▶ Aim: Repeat each entry in full, exactly.

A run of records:

** BEGIN **

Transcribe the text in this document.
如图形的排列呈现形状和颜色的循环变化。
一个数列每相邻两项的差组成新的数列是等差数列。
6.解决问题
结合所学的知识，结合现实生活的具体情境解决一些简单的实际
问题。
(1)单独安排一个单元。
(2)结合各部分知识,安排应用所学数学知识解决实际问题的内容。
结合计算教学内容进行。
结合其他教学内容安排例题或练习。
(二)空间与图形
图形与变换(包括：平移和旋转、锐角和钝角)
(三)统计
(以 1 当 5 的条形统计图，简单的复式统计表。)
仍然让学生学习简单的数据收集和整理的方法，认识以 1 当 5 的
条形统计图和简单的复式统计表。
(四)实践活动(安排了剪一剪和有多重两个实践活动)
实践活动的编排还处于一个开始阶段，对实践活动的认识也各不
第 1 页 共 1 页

** END **

▶ Finished answer:
Transcribe the text in this document.
如图形的排列呈现形状和颜色的循环变化。
一个数列每相邻两项的差组成新的数列是等差数列。
6.解决问题
结合所学的知识，结合现实生活的具体情境解决一些简单的实际
问题。
(1)单独安排一个单元。
(2)结合各部分知识,安排应用所学数学知识解决实际问题的内容。
结合计算教学内容进行。
结合其他教学内容安排例题或练习。
(二)空间与图形
图形与变换(包括：平移和旋转、锐角和钝角)
(三)统计
(以 1 当 5 的条形统计图，简单的复式统计表。)
仍然让学生学习简单的数据收集和整理的方法，认识以 1 当 5 的
条形统计图和简单的复式统计表。
(四)实践活动(安排了剪一剪和有多重两个实践活动)
实践活动的编排还处于一个开始阶段，对实践活动的认识也各不
第 1 页 共 1 页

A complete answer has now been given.